[Aim] Quote every line below exactly and skip any picture.

[Items]
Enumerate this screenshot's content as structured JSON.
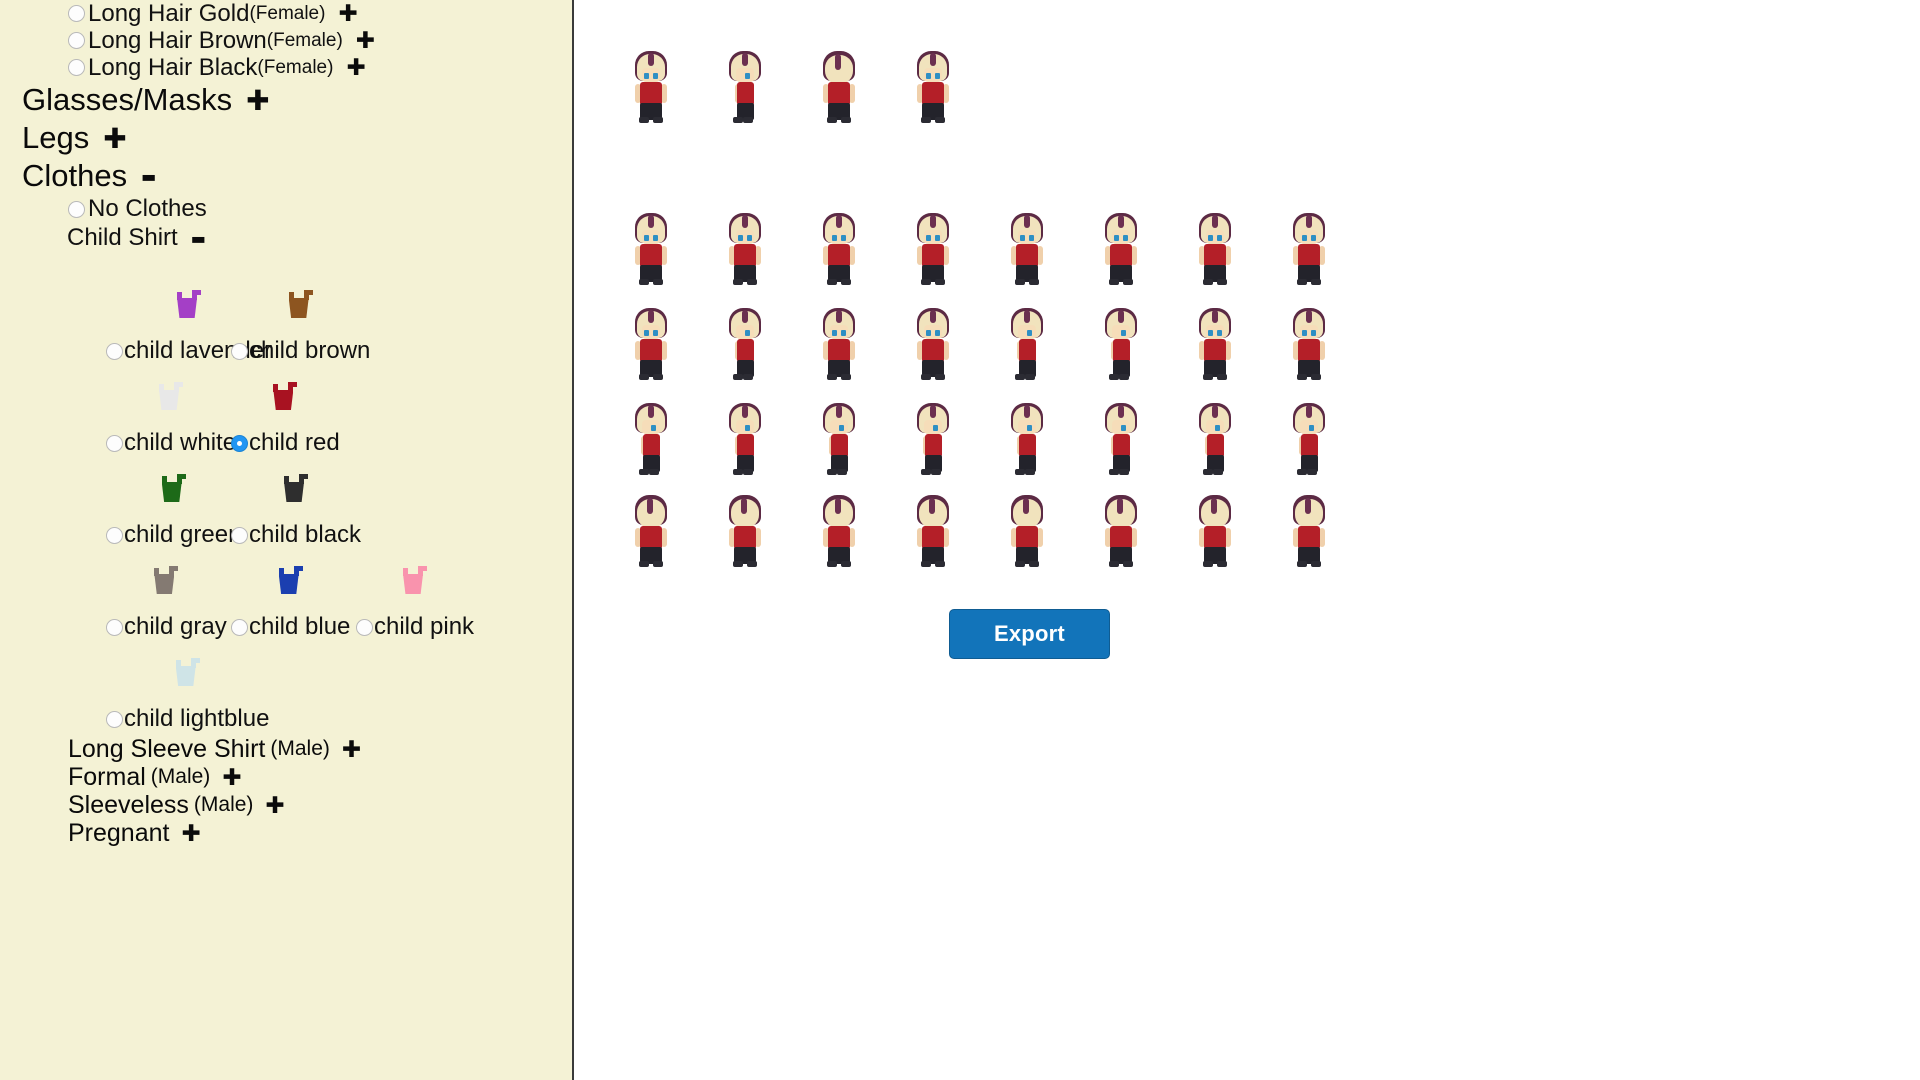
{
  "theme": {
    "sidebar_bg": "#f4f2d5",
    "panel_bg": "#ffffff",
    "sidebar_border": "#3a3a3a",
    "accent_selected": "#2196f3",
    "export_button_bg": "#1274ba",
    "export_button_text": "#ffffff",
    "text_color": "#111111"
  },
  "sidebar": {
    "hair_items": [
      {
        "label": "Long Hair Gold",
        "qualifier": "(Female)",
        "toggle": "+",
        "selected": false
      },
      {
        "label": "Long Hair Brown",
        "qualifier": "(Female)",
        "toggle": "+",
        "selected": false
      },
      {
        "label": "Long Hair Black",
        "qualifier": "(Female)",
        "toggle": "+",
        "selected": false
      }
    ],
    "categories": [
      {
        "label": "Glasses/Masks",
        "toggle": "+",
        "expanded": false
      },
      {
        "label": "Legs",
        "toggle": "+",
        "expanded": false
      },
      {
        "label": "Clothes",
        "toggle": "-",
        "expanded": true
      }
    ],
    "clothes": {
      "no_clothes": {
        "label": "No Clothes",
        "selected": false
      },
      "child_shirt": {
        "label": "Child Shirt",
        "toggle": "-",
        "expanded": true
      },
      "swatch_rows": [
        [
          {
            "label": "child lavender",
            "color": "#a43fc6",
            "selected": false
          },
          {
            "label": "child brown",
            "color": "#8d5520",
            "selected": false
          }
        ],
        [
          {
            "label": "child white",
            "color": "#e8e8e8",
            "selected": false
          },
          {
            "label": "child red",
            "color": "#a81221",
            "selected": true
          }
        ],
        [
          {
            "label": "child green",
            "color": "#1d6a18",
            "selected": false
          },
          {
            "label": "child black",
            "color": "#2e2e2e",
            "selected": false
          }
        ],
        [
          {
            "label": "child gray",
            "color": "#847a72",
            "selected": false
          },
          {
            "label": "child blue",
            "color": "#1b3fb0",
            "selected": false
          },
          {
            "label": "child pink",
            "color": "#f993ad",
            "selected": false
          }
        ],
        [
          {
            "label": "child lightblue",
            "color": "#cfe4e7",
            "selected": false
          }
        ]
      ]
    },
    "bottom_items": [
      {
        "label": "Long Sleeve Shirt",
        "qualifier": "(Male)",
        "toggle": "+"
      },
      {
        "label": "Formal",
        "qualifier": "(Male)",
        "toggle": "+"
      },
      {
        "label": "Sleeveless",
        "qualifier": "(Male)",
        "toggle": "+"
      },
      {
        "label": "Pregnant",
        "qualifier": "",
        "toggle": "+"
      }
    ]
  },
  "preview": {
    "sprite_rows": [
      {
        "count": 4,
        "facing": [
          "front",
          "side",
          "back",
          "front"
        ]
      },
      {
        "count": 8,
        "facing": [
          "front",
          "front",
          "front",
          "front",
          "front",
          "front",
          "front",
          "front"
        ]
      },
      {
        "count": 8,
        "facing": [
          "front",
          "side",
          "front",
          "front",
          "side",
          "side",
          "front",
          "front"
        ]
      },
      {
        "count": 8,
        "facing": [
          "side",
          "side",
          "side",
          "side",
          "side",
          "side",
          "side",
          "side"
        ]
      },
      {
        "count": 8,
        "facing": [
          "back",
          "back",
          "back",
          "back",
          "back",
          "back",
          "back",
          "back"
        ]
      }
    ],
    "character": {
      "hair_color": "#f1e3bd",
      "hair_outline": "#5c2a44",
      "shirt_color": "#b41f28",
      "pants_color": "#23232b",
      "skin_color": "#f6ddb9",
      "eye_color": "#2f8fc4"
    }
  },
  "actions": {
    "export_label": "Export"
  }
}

[Reply]
Enumerate this screenshot's content as structured JSON.
{
  "theme": {
    "sidebar_bg": "#f4f2d5",
    "panel_bg": "#ffffff",
    "sidebar_border": "#3a3a3a",
    "accent_selected": "#2196f3",
    "export_button_bg": "#1274ba",
    "export_button_text": "#ffffff",
    "text_color": "#111111"
  },
  "sidebar": {
    "hair_items": [
      {
        "label": "Long Hair Gold",
        "qualifier": "(Female)",
        "toggle": "+",
        "selected": false
      },
      {
        "label": "Long Hair Brown",
        "qualifier": "(Female)",
        "toggle": "+",
        "selected": false
      },
      {
        "label": "Long Hair Black",
        "qualifier": "(Female)",
        "toggle": "+",
        "selected": false
      }
    ],
    "categories": [
      {
        "label": "Glasses/Masks",
        "toggle": "+",
        "expanded": false
      },
      {
        "label": "Legs",
        "toggle": "+",
        "expanded": false
      },
      {
        "label": "Clothes",
        "toggle": "-",
        "expanded": true
      }
    ],
    "clothes": {
      "no_clothes": {
        "label": "No Clothes",
        "selected": false
      },
      "child_shirt": {
        "label": "Child Shirt",
        "toggle": "-",
        "expanded": true
      },
      "swatch_rows": [
        [
          {
            "label": "child lavender",
            "color": "#a43fc6",
            "selected": false
          },
          {
            "label": "child brown",
            "color": "#8d5520",
            "selected": false
          }
        ],
        [
          {
            "label": "child white",
            "color": "#e8e8e8",
            "selected": false
          },
          {
            "label": "child red",
            "color": "#a81221",
            "selected": true
          }
        ],
        [
          {
            "label": "child green",
            "color": "#1d6a18",
            "selected": false
          },
          {
            "label": "child black",
            "color": "#2e2e2e",
            "selected": false
          }
        ],
        [
          {
            "label": "child gray",
            "color": "#847a72",
            "selected": false
          },
          {
            "label": "child blue",
            "color": "#1b3fb0",
            "selected": false
          },
          {
            "label": "child pink",
            "color": "#f993ad",
            "selected": false
          }
        ],
        [
          {
            "label": "child lightblue",
            "color": "#cfe4e7",
            "selected": false
          }
        ]
      ]
    },
    "bottom_items": [
      {
        "label": "Long Sleeve Shirt",
        "qualifier": "(Male)",
        "toggle": "+"
      },
      {
        "label": "Formal",
        "qualifier": "(Male)",
        "toggle": "+"
      },
      {
        "label": "Sleeveless",
        "qualifier": "(Male)",
        "toggle": "+"
      },
      {
        "label": "Pregnant",
        "qualifier": "",
        "toggle": "+"
      }
    ]
  },
  "preview": {
    "sprite_rows": [
      {
        "count": 4,
        "facing": [
          "front",
          "side",
          "back",
          "front"
        ]
      },
      {
        "count": 8,
        "facing": [
          "front",
          "front",
          "front",
          "front",
          "front",
          "front",
          "front",
          "front"
        ]
      },
      {
        "count": 8,
        "facing": [
          "front",
          "side",
          "front",
          "front",
          "side",
          "side",
          "front",
          "front"
        ]
      },
      {
        "count": 8,
        "facing": [
          "side",
          "side",
          "side",
          "side",
          "side",
          "side",
          "side",
          "side"
        ]
      },
      {
        "count": 8,
        "facing": [
          "back",
          "back",
          "back",
          "back",
          "back",
          "back",
          "back",
          "back"
        ]
      }
    ],
    "character": {
      "hair_color": "#f1e3bd",
      "hair_outline": "#5c2a44",
      "shirt_color": "#b41f28",
      "pants_color": "#23232b",
      "skin_color": "#f6ddb9",
      "eye_color": "#2f8fc4"
    }
  },
  "actions": {
    "export_label": "Export"
  }
}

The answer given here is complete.